## WHAT YOU ARE ASKED TO DO
Give back the entire listing verbatim.

====== INFORMATION SUPPLIED

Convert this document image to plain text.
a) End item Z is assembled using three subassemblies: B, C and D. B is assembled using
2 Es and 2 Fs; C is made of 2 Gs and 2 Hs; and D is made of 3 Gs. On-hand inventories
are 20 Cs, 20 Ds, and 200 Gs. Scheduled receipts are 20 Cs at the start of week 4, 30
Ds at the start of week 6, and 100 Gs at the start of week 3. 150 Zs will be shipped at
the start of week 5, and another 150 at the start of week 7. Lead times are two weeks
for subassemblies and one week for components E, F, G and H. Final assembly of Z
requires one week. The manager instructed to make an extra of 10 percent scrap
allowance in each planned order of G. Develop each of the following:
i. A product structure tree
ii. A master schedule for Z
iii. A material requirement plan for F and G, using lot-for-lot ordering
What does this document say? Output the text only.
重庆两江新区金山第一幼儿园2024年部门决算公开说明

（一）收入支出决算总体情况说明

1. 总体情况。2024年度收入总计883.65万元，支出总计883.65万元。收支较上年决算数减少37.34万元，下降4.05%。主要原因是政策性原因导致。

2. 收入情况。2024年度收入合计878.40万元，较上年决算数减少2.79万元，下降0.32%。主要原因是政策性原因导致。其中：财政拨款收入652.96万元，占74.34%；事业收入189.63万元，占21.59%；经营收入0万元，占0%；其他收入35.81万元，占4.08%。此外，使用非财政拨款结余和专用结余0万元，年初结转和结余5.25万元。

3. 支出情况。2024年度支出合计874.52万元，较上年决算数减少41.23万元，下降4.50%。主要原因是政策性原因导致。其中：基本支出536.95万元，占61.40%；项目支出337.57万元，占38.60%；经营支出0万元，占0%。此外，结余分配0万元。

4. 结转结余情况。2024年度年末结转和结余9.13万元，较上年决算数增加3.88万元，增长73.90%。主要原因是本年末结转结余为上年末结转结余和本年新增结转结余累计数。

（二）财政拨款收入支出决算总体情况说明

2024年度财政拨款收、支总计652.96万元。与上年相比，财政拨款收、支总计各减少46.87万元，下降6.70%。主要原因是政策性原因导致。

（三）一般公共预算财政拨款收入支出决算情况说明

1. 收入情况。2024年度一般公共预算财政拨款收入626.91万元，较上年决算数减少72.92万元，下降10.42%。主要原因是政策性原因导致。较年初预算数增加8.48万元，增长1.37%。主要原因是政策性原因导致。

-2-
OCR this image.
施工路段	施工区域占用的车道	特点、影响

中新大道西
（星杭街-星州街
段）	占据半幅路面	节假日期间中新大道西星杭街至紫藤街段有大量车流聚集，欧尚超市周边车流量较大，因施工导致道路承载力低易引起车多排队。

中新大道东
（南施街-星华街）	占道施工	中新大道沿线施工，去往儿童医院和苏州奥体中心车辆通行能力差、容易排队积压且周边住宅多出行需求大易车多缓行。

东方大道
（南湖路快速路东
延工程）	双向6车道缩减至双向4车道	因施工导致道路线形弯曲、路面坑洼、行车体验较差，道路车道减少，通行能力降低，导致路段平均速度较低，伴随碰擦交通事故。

============

## TASK RESPONSE
Convert this document image to plain text.
a) End item Z is assembled using three subassemblies: B, C and D. B is assembled using
2 Es and 2 Fs; C is made of 2 Gs and 2 Hs; and D is made of 3 Gs. On-hand inventories
are 20 Cs, 20 Ds, and 200 Gs. Scheduled receipts are 20 Cs at the start of week 4, 30
Ds at the start of week 6, and 100 Gs at the start of week 3. 150 Zs will be shipped at
the start of week 5, and another 150 at the start of week 7. Lead times are two weeks
for subassemblies and one week for components E, F, G and H. Final assembly of Z
requires one week. The manager instructed to make an extra of 10 percent scrap
allowance in each planned order of G. Develop each of the following:
i. A product structure tree
ii. A master schedule for Z
iii. A material requirement plan for F and G, using lot-for-lot ordering
What does this document say? Output the text only.
重庆两江新区金山第一幼儿园2024年部门决算公开说明

（一）收入支出决算总体情况说明

1. 总体情况。2024年度收入总计883.65万元，支出总计883.65万元。收支较上年决算数减少37.34万元，下降4.05%。主要原因是政策性原因导致。

2. 收入情况。2024年度收入合计878.40万元，较上年决算数减少2.79万元，下降0.32%。主要原因是政策性原因导致。其中：财政拨款收入652.96万元，占74.34%；事业收入189.63万元，占21.59%；经营收入0万元，占0%；其他收入35.81万元，占4.08%。此外，使用非财政拨款结余和专用结余0万元，年初结转和结余5.25万元。

3. 支出情况。2024年度支出合计874.52万元，较上年决算数减少41.23万元，下降4.50%。主要原因是政策性原因导致。其中：基本支出536.95万元，占61.40%；项目支出337.57万元，占38.60%；经营支出0万元，占0%。此外，结余分配0万元。

4. 结转结余情况。2024年度年末结转和结余9.13万元，较上年决算数增加3.88万元，增长73.90%。主要原因是本年末结转结余为上年末结转结余和本年新增结转结余累计数。

（二）财政拨款收入支出决算总体情况说明

2024年度财政拨款收、支总计652.96万元。与上年相比，财政拨款收、支总计各减少46.87万元，下降6.70%。主要原因是政策性原因导致。

（三）一般公共预算财政拨款收入支出决算情况说明

1. 收入情况。2024年度一般公共预算财政拨款收入626.91万元，较上年决算数减少72.92万元，下降10.42%。主要原因是政策性原因导致。较年初预算数增加8.48万元，增长1.37%。主要原因是政策性原因导致。

-2-
OCR this image.
施工路段	施工区域占用的车道	特点、影响

中新大道西
（星杭街-星州街
段）	占据半幅路面	节假日期间中新大道西星杭街至紫藤街段有大量车流聚集，欧尚超市周边车流量较大，因施工导致道路承载力低易引起车多排队。

中新大道东
（南施街-星华街）	占道施工	中新大道沿线施工，去往儿童医院和苏州奥体中心车辆通行能力差、容易排队积压且周边住宅多出行需求大易车多缓行。

东方大道
（南湖路快速路东
延工程）	双向6车道缩减至双向4车道	因施工导致道路线形弯曲、路面坑洼、行车体验较差，道路车道减少，通行能力降低，导致路段平均速度较低，伴随碰擦交通事故。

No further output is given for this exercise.